> [WHAT THE TASK ASKS]: Scan the entries below for the word "from". Copy each line that has it.

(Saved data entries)
———
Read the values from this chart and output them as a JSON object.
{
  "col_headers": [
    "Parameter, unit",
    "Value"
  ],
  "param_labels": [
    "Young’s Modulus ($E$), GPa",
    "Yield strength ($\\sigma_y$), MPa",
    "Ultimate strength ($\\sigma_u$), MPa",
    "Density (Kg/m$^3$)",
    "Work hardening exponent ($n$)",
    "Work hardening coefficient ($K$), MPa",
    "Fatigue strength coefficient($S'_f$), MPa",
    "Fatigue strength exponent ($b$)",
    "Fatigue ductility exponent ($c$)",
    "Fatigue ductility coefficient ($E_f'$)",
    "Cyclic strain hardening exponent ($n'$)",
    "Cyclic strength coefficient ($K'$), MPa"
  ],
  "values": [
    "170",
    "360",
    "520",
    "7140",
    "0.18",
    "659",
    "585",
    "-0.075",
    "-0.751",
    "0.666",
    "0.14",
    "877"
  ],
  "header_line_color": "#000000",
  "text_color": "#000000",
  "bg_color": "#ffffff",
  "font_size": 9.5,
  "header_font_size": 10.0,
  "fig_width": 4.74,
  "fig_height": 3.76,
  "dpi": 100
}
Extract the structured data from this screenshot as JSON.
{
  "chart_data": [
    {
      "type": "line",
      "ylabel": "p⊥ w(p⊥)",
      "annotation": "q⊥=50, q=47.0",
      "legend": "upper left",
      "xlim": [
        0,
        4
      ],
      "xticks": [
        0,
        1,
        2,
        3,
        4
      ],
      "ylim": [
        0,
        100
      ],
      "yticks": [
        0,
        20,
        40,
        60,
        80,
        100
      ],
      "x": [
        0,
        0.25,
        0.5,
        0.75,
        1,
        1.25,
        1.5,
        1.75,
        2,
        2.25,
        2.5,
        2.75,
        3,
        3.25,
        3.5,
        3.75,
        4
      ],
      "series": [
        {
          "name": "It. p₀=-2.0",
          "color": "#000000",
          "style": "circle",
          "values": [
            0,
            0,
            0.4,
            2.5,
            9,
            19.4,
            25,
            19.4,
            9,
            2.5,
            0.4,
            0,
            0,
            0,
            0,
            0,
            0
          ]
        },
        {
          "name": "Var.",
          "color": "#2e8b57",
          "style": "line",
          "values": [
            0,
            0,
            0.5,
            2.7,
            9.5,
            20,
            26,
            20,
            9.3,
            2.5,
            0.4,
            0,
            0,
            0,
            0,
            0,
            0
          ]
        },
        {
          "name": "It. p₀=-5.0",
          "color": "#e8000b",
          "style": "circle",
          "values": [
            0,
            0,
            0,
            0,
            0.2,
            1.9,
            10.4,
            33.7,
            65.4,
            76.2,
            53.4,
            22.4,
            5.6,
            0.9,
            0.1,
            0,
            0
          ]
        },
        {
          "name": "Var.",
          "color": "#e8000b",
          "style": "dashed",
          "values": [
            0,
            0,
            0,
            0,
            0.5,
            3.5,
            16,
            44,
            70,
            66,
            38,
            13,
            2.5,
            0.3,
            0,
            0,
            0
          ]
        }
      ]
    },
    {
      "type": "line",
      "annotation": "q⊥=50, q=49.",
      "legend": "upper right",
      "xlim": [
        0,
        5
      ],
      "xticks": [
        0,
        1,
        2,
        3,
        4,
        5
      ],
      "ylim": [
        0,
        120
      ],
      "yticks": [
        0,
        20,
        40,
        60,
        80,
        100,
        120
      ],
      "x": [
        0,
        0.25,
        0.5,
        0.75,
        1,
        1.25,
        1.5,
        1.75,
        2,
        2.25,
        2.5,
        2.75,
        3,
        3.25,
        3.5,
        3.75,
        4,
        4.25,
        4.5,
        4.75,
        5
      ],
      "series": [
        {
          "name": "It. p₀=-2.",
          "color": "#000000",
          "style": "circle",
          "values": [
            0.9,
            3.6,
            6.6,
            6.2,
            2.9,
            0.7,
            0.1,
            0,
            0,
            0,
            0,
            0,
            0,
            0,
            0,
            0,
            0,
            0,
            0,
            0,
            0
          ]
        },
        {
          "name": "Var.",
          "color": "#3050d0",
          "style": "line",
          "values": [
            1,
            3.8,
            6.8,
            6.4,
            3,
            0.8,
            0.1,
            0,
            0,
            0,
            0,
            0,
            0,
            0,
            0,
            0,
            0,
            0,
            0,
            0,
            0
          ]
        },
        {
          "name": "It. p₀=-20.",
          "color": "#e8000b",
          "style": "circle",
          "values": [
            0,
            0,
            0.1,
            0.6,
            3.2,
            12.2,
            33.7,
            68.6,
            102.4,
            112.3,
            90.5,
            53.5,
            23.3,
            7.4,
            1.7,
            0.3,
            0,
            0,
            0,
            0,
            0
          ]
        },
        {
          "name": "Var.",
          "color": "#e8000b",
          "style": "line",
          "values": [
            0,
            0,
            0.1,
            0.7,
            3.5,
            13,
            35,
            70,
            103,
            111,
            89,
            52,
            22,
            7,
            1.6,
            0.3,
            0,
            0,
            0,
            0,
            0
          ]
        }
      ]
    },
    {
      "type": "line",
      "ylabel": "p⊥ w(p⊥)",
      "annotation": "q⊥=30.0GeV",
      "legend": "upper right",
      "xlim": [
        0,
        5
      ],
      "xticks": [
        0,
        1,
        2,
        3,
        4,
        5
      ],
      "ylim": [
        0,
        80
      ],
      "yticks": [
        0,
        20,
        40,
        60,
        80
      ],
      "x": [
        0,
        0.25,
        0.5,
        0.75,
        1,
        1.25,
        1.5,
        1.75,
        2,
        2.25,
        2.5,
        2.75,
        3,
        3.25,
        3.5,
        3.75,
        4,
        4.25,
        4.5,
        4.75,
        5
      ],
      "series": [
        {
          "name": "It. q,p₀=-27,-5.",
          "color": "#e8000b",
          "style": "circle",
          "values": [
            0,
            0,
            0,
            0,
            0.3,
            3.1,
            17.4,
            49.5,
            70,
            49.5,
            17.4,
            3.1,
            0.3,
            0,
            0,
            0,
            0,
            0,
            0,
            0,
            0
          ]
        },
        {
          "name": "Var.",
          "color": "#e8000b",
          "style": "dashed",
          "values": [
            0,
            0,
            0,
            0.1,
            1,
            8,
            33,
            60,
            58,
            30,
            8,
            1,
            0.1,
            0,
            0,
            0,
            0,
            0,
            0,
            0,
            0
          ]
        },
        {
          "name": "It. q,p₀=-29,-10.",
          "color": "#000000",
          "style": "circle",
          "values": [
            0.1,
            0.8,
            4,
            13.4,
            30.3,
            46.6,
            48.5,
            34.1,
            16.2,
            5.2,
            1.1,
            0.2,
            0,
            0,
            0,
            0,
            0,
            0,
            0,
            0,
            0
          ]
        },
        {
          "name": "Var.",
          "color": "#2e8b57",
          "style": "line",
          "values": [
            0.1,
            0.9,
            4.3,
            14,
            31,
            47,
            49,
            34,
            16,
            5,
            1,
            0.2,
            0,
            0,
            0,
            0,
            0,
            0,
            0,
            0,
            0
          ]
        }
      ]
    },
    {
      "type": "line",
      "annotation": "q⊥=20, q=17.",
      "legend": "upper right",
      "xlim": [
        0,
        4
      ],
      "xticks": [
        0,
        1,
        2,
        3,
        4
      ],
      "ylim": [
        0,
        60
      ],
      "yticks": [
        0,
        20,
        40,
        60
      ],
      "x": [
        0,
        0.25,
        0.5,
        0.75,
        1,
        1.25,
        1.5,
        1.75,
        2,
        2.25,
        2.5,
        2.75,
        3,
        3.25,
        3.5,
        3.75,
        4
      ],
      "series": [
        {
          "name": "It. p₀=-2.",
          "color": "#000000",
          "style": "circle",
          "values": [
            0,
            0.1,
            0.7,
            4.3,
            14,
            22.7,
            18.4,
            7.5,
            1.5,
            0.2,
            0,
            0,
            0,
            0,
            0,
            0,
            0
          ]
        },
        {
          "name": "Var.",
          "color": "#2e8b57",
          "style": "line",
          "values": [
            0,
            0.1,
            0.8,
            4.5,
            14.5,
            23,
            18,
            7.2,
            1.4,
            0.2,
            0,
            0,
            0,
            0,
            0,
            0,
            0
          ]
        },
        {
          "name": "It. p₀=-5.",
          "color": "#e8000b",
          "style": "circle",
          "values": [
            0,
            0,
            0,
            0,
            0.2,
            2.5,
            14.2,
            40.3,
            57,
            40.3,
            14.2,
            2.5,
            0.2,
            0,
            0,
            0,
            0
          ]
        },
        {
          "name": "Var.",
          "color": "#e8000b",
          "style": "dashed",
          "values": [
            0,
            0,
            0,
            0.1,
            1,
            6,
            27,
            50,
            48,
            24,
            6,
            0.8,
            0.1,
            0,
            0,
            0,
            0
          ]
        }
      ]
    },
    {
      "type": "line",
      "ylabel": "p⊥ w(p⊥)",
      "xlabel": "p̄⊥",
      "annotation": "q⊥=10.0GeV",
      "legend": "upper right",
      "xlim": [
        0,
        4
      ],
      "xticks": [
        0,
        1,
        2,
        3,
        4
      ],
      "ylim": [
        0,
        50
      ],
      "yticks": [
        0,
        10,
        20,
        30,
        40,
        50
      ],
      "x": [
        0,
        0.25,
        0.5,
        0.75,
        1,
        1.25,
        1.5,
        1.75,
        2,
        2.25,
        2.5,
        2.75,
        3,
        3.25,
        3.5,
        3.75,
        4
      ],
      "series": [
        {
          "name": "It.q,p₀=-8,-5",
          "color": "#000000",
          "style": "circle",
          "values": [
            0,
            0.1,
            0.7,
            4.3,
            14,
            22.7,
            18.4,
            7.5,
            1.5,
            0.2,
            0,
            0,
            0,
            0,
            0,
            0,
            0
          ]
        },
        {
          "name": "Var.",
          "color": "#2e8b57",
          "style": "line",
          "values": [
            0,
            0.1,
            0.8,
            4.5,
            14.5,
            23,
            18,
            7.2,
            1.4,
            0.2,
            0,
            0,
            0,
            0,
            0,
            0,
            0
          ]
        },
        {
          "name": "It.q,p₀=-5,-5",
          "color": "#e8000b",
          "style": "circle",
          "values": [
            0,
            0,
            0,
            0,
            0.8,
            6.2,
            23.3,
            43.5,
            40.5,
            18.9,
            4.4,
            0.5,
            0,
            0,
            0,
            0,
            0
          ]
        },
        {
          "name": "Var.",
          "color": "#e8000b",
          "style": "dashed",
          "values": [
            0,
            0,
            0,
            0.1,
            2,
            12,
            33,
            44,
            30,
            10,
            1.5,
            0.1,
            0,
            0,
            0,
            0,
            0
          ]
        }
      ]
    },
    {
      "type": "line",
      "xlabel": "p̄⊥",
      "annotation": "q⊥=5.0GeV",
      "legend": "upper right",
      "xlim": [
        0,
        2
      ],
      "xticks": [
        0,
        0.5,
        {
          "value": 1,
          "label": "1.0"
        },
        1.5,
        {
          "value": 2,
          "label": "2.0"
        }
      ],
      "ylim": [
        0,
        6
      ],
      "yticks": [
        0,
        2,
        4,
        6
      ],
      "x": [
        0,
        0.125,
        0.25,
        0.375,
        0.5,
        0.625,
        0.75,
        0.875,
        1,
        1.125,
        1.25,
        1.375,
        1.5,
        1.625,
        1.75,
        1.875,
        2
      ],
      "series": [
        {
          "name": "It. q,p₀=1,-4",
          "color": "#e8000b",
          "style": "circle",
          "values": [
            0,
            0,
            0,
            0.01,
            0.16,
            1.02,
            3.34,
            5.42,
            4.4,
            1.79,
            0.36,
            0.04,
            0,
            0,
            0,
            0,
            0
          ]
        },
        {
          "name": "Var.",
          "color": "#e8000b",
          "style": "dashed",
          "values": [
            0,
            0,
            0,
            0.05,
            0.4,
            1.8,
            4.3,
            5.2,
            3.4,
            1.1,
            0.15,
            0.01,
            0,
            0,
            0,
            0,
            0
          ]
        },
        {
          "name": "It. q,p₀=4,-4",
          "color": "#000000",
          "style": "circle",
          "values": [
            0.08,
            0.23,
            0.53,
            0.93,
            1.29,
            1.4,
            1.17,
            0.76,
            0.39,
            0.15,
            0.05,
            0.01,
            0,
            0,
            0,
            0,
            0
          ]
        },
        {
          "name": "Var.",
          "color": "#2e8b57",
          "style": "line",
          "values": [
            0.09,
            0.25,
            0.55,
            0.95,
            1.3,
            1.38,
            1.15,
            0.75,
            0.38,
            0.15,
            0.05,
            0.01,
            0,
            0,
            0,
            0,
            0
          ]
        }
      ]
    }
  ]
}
———
> [EXERCISE RESPONSE]:
Read the values from this chart and output them as a JSON object.
Extract the structured data from this screenshot as JSON.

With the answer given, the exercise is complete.